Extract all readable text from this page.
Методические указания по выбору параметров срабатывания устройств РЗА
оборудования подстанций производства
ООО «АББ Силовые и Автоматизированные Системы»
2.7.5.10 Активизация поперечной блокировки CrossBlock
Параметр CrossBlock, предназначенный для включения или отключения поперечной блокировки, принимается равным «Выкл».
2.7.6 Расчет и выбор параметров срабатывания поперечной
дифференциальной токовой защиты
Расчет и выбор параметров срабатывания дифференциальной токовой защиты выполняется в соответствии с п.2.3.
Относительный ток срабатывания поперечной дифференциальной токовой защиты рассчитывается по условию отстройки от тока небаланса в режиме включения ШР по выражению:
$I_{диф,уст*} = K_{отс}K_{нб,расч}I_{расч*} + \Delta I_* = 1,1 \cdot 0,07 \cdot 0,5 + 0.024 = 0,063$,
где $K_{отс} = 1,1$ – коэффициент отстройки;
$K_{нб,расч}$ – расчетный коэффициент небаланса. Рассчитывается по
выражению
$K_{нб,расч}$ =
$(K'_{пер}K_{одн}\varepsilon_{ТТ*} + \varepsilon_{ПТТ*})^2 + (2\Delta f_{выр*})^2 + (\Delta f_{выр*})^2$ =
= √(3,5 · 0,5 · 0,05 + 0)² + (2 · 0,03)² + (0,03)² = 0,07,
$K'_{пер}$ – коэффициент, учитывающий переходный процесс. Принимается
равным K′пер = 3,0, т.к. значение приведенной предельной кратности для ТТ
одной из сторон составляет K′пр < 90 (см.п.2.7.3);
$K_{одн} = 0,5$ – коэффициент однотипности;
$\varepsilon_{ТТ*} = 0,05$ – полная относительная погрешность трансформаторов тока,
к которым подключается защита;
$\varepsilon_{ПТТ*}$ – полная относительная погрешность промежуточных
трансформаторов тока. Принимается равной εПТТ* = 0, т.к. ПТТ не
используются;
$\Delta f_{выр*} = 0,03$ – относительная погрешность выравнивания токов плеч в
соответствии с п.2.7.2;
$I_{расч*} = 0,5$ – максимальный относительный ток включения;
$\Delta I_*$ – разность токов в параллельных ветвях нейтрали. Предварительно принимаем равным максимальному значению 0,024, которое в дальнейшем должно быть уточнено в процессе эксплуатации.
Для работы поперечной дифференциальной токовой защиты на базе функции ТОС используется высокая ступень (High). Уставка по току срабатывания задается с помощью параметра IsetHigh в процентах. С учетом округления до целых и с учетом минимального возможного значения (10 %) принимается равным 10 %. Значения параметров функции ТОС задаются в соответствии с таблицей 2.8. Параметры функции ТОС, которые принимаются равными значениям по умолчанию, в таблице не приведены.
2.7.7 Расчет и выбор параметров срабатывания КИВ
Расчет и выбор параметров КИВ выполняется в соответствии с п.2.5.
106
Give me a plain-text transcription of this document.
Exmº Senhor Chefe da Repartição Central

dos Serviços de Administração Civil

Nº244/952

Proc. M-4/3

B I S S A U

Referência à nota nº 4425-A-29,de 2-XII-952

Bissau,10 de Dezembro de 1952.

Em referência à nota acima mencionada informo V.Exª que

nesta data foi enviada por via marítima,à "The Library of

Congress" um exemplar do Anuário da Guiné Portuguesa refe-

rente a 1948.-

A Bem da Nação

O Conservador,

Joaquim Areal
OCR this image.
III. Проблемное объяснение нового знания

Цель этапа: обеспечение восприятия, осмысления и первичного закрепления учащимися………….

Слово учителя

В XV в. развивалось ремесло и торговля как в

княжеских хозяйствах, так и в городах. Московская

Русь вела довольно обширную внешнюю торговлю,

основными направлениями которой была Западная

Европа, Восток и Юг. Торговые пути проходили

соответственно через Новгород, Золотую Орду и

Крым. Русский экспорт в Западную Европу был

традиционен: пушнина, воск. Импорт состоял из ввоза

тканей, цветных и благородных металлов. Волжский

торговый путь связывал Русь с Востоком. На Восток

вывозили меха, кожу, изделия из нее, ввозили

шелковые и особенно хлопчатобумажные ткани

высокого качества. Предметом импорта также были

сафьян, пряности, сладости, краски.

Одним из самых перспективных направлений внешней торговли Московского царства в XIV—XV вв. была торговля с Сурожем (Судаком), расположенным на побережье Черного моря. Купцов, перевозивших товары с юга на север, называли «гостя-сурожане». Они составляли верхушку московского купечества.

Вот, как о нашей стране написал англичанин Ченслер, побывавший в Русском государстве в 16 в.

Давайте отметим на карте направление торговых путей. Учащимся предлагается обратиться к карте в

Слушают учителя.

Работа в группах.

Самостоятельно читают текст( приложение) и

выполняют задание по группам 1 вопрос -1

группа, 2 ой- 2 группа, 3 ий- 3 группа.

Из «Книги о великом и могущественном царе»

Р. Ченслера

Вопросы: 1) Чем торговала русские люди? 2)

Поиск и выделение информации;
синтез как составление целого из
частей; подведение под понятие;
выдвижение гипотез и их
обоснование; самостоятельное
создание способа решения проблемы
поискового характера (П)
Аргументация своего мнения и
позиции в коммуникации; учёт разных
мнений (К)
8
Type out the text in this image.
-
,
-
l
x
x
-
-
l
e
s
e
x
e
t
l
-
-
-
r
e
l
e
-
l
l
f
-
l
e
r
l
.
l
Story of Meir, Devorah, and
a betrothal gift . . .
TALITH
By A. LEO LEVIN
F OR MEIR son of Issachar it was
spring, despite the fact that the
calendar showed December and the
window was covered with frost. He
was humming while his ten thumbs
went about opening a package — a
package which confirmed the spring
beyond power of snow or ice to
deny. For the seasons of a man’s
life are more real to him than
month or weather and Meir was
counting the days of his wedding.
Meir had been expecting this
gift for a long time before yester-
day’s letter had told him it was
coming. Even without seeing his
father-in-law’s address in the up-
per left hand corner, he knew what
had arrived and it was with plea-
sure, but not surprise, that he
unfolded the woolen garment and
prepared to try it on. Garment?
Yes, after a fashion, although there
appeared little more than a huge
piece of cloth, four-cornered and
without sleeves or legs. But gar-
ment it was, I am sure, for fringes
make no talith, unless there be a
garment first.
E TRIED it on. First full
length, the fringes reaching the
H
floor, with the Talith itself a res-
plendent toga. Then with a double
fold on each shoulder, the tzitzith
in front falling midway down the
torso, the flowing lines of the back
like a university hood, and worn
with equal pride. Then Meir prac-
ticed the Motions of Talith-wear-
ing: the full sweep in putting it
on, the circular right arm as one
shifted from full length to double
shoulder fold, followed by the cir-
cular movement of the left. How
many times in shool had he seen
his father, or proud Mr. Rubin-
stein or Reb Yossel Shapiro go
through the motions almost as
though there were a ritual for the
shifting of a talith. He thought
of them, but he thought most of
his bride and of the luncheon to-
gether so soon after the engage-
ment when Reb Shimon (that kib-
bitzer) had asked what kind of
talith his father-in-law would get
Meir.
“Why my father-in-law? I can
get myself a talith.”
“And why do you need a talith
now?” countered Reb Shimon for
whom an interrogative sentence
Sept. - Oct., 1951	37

=====

## YOUR TASK
Go through the data and count each line that has the word "this", then give the total alone.

## RESPONSE BELOW
5